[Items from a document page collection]
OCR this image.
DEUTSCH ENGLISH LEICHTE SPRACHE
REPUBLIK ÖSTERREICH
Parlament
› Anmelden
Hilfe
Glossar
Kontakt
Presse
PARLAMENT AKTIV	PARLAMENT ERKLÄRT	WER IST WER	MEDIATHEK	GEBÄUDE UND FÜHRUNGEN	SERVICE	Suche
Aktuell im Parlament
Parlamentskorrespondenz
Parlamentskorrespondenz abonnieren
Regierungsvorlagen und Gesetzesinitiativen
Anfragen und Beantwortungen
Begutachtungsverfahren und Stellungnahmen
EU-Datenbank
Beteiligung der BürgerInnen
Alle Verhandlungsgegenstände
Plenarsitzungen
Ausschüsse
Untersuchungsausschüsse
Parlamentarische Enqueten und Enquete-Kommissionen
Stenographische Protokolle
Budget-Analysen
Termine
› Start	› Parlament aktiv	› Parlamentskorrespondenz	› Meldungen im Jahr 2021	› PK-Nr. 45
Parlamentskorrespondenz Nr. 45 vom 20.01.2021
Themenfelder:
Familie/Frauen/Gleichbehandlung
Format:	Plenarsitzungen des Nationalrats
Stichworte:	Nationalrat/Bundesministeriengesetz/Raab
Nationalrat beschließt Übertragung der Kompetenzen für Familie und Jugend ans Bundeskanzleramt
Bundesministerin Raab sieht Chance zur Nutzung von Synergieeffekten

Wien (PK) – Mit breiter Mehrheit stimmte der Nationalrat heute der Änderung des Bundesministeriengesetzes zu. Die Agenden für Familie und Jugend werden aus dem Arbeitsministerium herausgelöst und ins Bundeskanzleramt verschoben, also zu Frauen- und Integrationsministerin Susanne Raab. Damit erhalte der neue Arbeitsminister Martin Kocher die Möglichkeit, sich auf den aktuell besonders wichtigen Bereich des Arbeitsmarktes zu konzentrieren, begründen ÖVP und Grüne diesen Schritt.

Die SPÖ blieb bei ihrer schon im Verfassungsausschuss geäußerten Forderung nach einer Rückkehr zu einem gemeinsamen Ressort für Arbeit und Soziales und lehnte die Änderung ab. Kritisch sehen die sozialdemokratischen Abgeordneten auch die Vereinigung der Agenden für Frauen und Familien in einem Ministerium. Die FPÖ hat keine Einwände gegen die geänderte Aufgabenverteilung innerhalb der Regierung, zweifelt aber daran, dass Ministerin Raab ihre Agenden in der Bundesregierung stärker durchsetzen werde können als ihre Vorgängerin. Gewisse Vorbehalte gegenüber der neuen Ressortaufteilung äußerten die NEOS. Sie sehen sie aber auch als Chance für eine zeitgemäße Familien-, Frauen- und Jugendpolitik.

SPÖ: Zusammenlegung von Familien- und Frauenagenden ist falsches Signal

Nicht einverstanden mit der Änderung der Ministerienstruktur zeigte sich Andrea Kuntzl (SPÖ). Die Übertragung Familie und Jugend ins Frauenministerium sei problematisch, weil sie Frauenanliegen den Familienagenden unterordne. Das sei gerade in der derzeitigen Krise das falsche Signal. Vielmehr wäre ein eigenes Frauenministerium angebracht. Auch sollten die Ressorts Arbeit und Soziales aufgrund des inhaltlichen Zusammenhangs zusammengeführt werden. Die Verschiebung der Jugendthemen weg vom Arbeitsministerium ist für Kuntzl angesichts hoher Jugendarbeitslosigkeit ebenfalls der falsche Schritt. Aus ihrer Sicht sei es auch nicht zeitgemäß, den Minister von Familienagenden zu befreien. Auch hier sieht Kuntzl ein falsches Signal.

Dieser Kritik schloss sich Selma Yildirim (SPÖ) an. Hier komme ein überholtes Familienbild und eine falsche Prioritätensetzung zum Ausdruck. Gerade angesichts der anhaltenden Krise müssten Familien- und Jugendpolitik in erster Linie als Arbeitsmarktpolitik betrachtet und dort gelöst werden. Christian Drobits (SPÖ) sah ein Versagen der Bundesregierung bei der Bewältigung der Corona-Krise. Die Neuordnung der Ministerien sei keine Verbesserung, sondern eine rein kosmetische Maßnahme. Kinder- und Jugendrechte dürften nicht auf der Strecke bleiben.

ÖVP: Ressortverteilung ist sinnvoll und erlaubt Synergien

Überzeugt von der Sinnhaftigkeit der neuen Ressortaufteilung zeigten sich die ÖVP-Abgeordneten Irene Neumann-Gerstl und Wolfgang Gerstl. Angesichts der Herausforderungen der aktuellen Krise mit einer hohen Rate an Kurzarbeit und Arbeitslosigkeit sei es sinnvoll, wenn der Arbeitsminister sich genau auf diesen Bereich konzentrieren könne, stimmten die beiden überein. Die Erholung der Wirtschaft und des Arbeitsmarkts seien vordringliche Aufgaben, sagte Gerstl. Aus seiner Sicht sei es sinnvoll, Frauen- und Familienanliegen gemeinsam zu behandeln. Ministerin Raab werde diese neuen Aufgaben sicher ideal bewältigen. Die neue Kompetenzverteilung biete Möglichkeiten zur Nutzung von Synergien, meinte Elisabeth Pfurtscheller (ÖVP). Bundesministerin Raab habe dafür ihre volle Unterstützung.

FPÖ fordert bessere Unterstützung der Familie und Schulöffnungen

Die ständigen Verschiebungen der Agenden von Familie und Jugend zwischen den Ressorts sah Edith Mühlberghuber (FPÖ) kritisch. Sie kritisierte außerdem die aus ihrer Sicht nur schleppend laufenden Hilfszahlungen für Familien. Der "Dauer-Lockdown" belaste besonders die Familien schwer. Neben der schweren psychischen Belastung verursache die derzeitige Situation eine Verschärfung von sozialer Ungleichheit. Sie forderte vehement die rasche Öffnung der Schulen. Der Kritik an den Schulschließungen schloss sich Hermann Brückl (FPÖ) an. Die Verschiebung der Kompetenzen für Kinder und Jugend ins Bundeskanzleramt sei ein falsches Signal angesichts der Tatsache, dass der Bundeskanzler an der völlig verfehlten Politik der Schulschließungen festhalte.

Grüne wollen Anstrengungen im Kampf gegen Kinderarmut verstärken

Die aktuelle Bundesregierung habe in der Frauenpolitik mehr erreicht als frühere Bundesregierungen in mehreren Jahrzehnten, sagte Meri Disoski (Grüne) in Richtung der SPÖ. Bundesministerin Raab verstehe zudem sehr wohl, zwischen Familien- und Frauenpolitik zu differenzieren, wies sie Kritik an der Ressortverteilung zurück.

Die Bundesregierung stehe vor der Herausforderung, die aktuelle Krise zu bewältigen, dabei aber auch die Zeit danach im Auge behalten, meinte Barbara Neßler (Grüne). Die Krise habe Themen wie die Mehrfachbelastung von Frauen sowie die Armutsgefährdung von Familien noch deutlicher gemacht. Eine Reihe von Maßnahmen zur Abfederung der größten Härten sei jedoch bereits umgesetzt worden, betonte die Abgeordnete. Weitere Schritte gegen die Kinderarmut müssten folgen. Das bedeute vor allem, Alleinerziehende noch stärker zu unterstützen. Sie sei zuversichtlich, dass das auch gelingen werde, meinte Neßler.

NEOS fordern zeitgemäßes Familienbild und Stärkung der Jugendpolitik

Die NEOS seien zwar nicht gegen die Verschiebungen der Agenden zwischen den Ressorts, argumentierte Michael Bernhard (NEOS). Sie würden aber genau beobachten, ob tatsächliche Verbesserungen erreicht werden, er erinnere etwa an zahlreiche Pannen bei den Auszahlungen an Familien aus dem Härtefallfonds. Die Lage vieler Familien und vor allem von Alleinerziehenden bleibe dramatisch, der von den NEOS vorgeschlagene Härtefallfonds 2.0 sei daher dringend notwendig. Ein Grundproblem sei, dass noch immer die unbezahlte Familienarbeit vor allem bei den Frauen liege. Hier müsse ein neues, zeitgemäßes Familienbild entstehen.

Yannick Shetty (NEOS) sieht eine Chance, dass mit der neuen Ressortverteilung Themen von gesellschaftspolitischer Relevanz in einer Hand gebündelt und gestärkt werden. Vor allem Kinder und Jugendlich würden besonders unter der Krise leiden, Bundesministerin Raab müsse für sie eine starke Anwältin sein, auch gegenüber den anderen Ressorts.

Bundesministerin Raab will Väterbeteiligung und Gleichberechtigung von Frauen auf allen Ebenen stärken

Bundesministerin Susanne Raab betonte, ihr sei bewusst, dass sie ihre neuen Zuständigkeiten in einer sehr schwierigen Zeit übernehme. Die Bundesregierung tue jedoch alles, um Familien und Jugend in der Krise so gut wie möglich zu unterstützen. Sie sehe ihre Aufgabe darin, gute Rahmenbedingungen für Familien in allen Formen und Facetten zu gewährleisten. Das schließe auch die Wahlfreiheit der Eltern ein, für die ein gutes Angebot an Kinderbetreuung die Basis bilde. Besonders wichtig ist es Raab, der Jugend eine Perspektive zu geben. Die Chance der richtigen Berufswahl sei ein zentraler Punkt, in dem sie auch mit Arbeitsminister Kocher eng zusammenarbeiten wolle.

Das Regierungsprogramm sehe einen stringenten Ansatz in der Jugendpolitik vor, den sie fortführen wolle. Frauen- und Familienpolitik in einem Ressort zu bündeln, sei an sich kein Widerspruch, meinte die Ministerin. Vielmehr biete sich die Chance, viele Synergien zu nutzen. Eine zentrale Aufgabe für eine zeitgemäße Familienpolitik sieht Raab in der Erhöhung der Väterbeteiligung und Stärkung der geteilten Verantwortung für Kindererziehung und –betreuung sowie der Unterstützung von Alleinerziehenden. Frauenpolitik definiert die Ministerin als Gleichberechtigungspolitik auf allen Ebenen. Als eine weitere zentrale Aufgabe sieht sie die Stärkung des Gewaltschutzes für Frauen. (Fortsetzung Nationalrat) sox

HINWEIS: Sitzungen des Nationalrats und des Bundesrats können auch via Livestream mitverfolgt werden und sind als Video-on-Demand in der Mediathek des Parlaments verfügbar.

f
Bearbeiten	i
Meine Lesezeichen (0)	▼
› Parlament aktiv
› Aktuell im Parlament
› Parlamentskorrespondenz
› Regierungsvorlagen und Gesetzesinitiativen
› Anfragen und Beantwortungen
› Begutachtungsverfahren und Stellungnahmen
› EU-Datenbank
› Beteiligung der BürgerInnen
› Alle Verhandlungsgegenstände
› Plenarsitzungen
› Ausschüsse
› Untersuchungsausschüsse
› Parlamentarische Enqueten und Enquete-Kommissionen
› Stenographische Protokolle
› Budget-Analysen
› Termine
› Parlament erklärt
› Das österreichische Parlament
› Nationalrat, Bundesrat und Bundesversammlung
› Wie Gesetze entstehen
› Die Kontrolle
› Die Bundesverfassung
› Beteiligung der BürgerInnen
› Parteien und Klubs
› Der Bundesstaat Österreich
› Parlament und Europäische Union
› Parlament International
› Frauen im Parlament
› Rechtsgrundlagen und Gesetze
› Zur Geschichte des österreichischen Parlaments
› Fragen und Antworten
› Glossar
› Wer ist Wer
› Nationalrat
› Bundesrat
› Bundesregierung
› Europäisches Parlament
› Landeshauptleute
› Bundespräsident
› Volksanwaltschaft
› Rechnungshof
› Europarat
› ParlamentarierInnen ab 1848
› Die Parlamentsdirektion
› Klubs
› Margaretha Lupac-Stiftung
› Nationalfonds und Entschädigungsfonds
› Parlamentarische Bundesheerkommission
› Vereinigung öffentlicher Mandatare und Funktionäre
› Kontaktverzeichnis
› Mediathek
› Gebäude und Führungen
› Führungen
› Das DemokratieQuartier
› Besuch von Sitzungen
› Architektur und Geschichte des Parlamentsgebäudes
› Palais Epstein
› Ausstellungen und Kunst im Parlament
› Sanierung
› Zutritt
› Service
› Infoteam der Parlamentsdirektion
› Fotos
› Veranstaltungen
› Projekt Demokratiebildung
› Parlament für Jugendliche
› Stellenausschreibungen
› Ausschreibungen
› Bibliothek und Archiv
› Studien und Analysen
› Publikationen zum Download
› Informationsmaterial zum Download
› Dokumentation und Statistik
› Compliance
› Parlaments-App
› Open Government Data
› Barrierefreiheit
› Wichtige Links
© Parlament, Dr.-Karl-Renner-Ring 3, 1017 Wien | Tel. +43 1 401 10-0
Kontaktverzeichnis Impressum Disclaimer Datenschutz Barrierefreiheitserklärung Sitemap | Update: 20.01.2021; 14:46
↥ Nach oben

» **Brief**
Look at the records above. Copy every line where the string "schloss" occurs.

» **Exercise result**
Dieser Kritik schloss sich Selma Yildirim (SPÖ) an. Hier komme ein überholtes Familienbild und eine falsche Prioritätensetzung zum Ausdruck. Gerade angesichts der anhaltenden Krise müssten Familien- und Jugendpolitik in erster Linie als Arbeitsmarktpolitik betrachtet und dort gelöst werden. Christian Drobits (SPÖ) sah ein Versagen der Bundesregierung bei der Bewältigung der Corona-Krise. Die Neuordnung der Ministerien sei keine Verbesserung, sondern eine rein kosmetische Maßnahme. Kinder- und Jugendrechte dürften nicht auf der Strecke bleiben.
Die ständigen Verschiebungen der Agenden von Familie und Jugend zwischen den Ressorts sah Edith Mühlberghuber (FPÖ) kritisch. Sie kritisierte außerdem die aus ihrer Sicht nur schleppend laufenden Hilfszahlungen für Familien. Der "Dauer-Lockdown" belaste besonders die Familien schwer. Neben der schweren psychischen Belastung verursache die derzeitige Situation eine Verschärfung von sozialer Ungleichheit. Sie forderte vehement die rasche Öffnung der Schulen. Der Kritik an den Schulschließungen schloss sich Hermann Brückl (FPÖ) an. Die Verschiebung der Kompetenzen für Kinder und Jugend ins Bundeskanzleramt sei ein falsches Signal angesichts der Tatsache, dass der Bundeskanzler an der völlig verfehlten Politik der Schulschließungen festhalte.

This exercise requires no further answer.